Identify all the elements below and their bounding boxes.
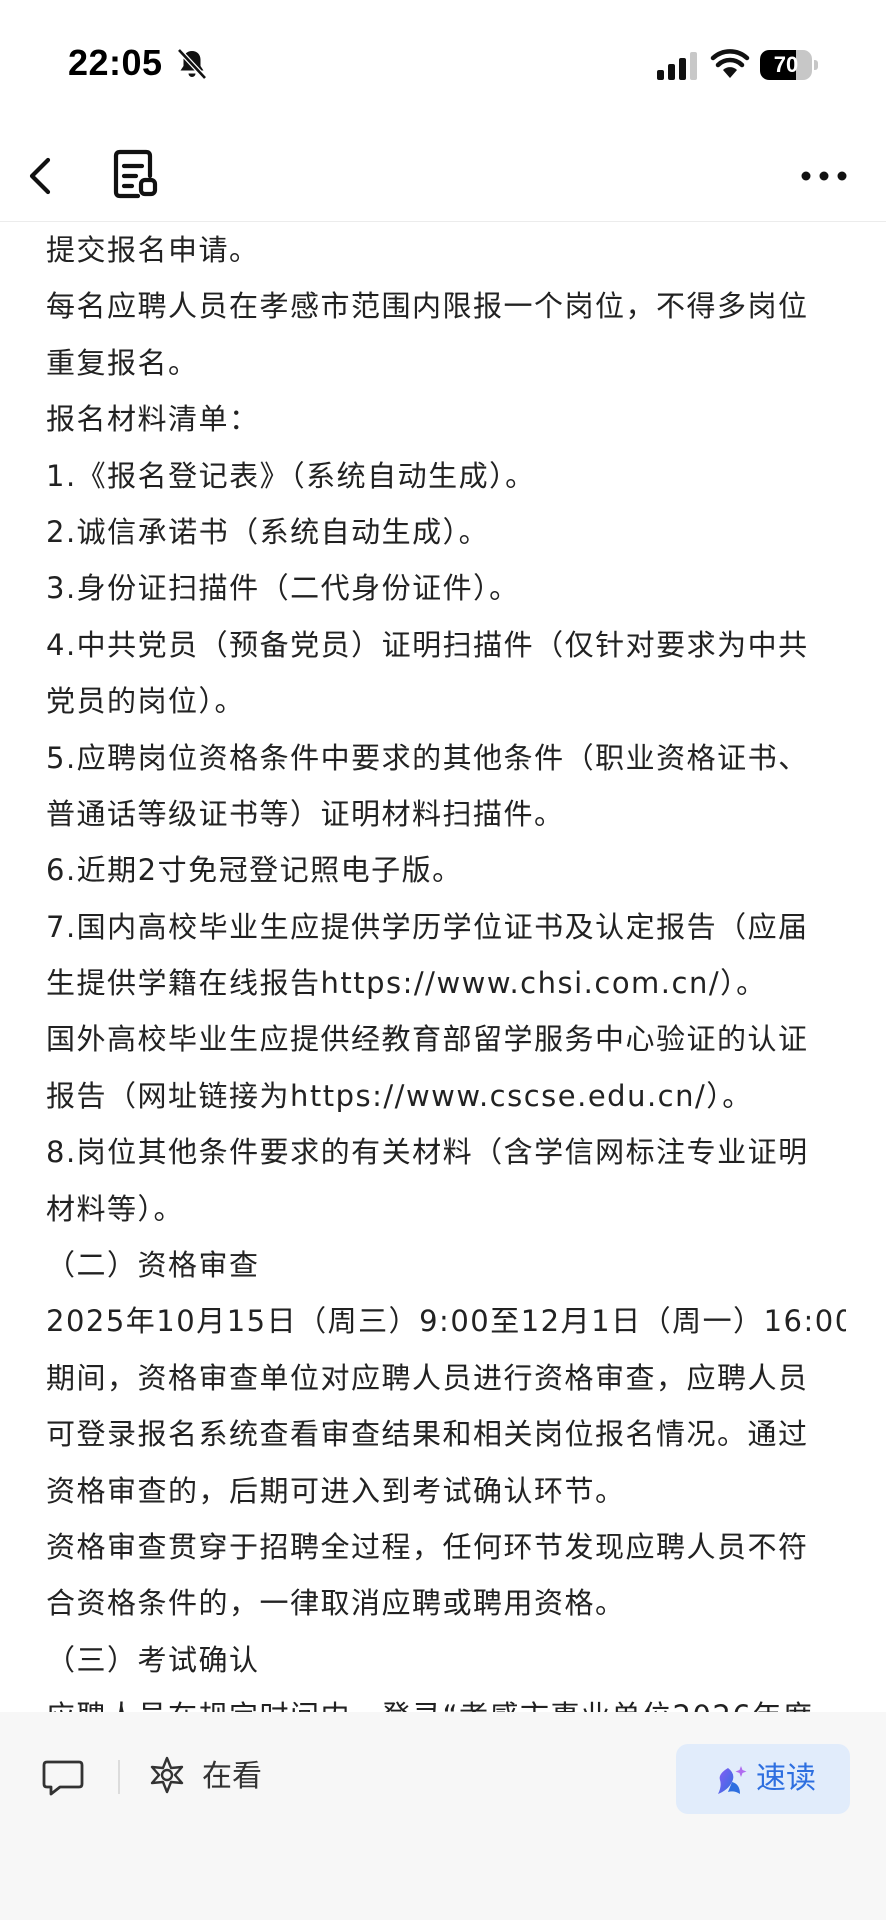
article-content: 提交报名申请。 每名应聘人员在孝感市范围内限报一个岗位，不得多岗位 重复报名。 … bbox=[46, 222, 846, 1722]
more-icon[interactable] bbox=[796, 156, 852, 196]
speed-read-label: 速读 bbox=[756, 1761, 816, 1796]
article-line: 4.中共党员（预备党员）证明扫描件（仅针对要求为中共 bbox=[46, 627, 809, 662]
wow-label[interactable]: 在看 bbox=[202, 1756, 262, 1798]
article-line: 2025年10月15日（周三）9:00至12月1日（周一）16:00 bbox=[46, 1304, 846, 1339]
article-line: 国外高校毕业生应提供经教育部留学服务中心验证的认证 bbox=[46, 1022, 809, 1057]
article-line: 6.近期2寸免冠登记照电子版。 bbox=[46, 853, 463, 888]
battery-percent: 70 bbox=[773, 52, 799, 77]
comment-icon[interactable] bbox=[40, 1754, 86, 1800]
article-line: 重复报名。 bbox=[46, 345, 199, 380]
document-list-icon[interactable] bbox=[108, 146, 162, 204]
article-line: 材料等）。 bbox=[46, 1191, 185, 1226]
article-line: 普通话等级证书等）证明材料扫描件。 bbox=[46, 796, 565, 831]
article-line: 3.身份证扫描件（二代身份证件）。 bbox=[46, 571, 520, 606]
article-line-link[interactable]: 报告（网址链接为https://www.cscse.edu.cn/）。 bbox=[46, 1068, 846, 1124]
status-time: 22:05 bbox=[68, 42, 163, 83]
nav-bar bbox=[0, 130, 886, 222]
article-line: 8.岗位其他条件要求的有关材料（含学信网标注专业证明 bbox=[46, 1135, 809, 1170]
section-heading: （三）考试确认 bbox=[46, 1642, 260, 1677]
article-line: 党员的岗位）。 bbox=[46, 684, 246, 719]
section-heading: （二）资格审查 bbox=[46, 1248, 260, 1283]
article-line: 资格审查的，后期可进入到考试确认环节。 bbox=[46, 1473, 626, 1508]
article-line: 2.诚信承诺书（系统自动生成）。 bbox=[46, 514, 490, 549]
article-line: 1.《报名登记表》（系统自动生成）。 bbox=[46, 458, 536, 493]
article-line: 报名材料清单： bbox=[46, 402, 260, 437]
article-line: 可登录报名系统查看审查结果和相关岗位报名情况。通过 bbox=[46, 1417, 809, 1452]
article-line: 每名应聘人员在孝感市范围内限报一个岗位，不得多岗位 bbox=[46, 289, 809, 324]
article-line: 提交报名申请。 bbox=[46, 233, 260, 267]
battery-icon: 70 bbox=[760, 50, 818, 80]
wifi-icon bbox=[710, 49, 750, 78]
divider bbox=[118, 1760, 120, 1794]
back-arrow-icon[interactable] bbox=[14, 150, 66, 202]
article-line: 合资格条件的，一律取消应聘或聘用资格。 bbox=[46, 1586, 626, 1621]
bell-muted-icon bbox=[177, 48, 207, 80]
article-line: 期间，资格审查单位对应聘人员进行资格审查，应聘人员 bbox=[46, 1360, 809, 1395]
status-bar: 22:05 70 bbox=[0, 0, 886, 130]
article-line: 7.国内高校毕业生应提供学历学位证书及认定报告（应届 bbox=[46, 909, 809, 944]
article-line: 资格审查贯穿于招聘全过程，任何环节发现应聘人员不符 bbox=[46, 1529, 809, 1564]
article-line: 5.应聘岗位资格条件中要求的其他条件（职业资格证书、 bbox=[46, 740, 809, 775]
wow-flower-icon[interactable] bbox=[146, 1754, 188, 1796]
speed-read-button[interactable]: 速读 bbox=[676, 1744, 850, 1814]
bottom-action-bar: 在看 速读 bbox=[0, 1712, 886, 1920]
sparkle-icon bbox=[718, 1766, 747, 1794]
cellular-signal-icon bbox=[657, 52, 697, 80]
article-line-link[interactable]: 生提供学籍在线报告https://www.chsi.com.cn/）。 bbox=[46, 955, 846, 1011]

- **WHAT YOU HAVE TO DO**:
Put every line of the records above into a Markdown table with a Row column for the row number and a Line column for the line. Leave out blank lines and pictures.

- **FULL SOLUTION**:
| Row | Line |
|---|---|
| 1 | Identify all the elements below and their bounding boxes. |
| 2 | article-content: 提交报名申请。 每名应聘人员在孝感市范围内限报一个岗位，不得多岗位 重复报名。 … bbox=[46, 222, 846, 1722] |
| 3 | more-icon[interactable] bbox=[796, 156, 852, 196] |
| 4 | speed-read-label: 速读 bbox=[756, 1761, 816, 1796] |
| 5 | article-line: 4.中共党员（预备党员）证明扫描件（仅针对要求为中共 bbox=[46, 627, 809, 662] |
| 6 | wow-label[interactable]: 在看 bbox=[202, 1756, 262, 1798] |
| 7 | article-line: 2025年10月15日（周三）9:00至12月1日（周一）16:00 bbox=[46, 1304, 846, 1339] |
| 8 | article-line: 国外高校毕业生应提供经教育部留学服务中心验证的认证 bbox=[46, 1022, 809, 1057] |
| 9 | article-line: 6.近期2寸免冠登记照电子版。 bbox=[46, 853, 463, 888] |
| 10 | battery-percent: 70 bbox=[773, 52, 799, 77] |
| 11 | comment-icon[interactable] bbox=[40, 1754, 86, 1800] |
| 12 | article-line: 重复报名。 bbox=[46, 345, 199, 380] |
| 13 | document-list-icon[interactable] bbox=[108, 146, 162, 204] |
| 14 | article-line: 材料等）。 bbox=[46, 1191, 185, 1226] |
| 15 | article-line: 普通话等级证书等）证明材料扫描件。 bbox=[46, 796, 565, 831] |
| 16 | article-line: 3.身份证扫描件（二代身份证件）。 bbox=[46, 571, 520, 606] |
| 17 | article-line-link[interactable]: 报告（网址链接为https://www.cscse.edu.cn/）。 bbox=[46, 1068, 846, 1124] |
| 18 | status-time: 22:05 bbox=[68, 42, 163, 83] |
| 19 | nav-bar bbox=[0, 130, 886, 222] |
| 20 | article-line: 8.岗位其他条件要求的有关材料（含学信网标注专业证明 bbox=[46, 1135, 809, 1170] |
| 21 | section-heading: （三）考试确认 bbox=[46, 1642, 260, 1677] |
| 22 | article-line: 党员的岗位）。 bbox=[46, 684, 246, 719] |
| 23 | section-heading: （二）资格审查 bbox=[46, 1248, 260, 1283] |
| 24 | article-line: 资格审查的，后期可进入到考试确认环节。 bbox=[46, 1473, 626, 1508] |
| 25 | article-line: 2.诚信承诺书（系统自动生成）。 bbox=[46, 514, 490, 549] |
| 26 | article-line: 1.《报名登记表》（系统自动生成）。 bbox=[46, 458, 536, 493] |
| 27 | article-line: 报名材料清单： bbox=[46, 402, 260, 437] |
| 28 | article-line: 可登录报名系统查看审查结果和相关岗位报名情况。通过 bbox=[46, 1417, 809, 1452] |
| 29 | article-line: 每名应聘人员在孝感市范围内限报一个岗位，不得多岗位 bbox=[46, 289, 809, 324] |
| 30 | article-line: 提交报名申请。 bbox=[46, 233, 260, 267] |
| 31 | battery-icon: 70 bbox=[760, 50, 818, 80] |
| 32 | wifi-icon bbox=[710, 49, 750, 78] |
| 33 | divider bbox=[118, 1760, 120, 1794] |
| 34 | back-arrow-icon[interactable] bbox=[14, 150, 66, 202] |
| 35 | article-line: 合资格条件的，一律取消应聘或聘用资格。 bbox=[46, 1586, 626, 1621] |
| 36 | bell-muted-icon bbox=[177, 48, 207, 80] |
| 37 | article-line: 期间，资格审查单位对应聘人员进行资格审查，应聘人员 bbox=[46, 1360, 809, 1395] |
| 38 | status-bar: 22:05 70 bbox=[0, 0, 886, 130] |
| 39 | article-line: 7.国内高校毕业生应提供学历学位证书及认定报告（应届 bbox=[46, 909, 809, 944] |
| 40 | article-line: 资格审查贯穿于招聘全过程，任何环节发现应聘人员不符 bbox=[46, 1529, 809, 1564] |
| 41 | article-line: 5.应聘岗位资格条件中要求的其他条件（职业资格证书、 bbox=[46, 740, 809, 775] |
| 42 | wow-flower-icon[interactable] bbox=[146, 1754, 188, 1796] |
| 43 | speed-read-button[interactable]: 速读 bbox=[676, 1744, 850, 1814] |
| 44 | bottom-action-bar: 在看 速读 bbox=[0, 1712, 886, 1920] |
| 45 | sparkle-icon bbox=[718, 1766, 747, 1794] |
| 46 | cellular-signal-icon bbox=[657, 52, 697, 80] |
| 47 | article-line-link[interactable]: 生提供学籍在线报告https://www.chsi.com.cn/）。 bbox=[46, 955, 846, 1011] |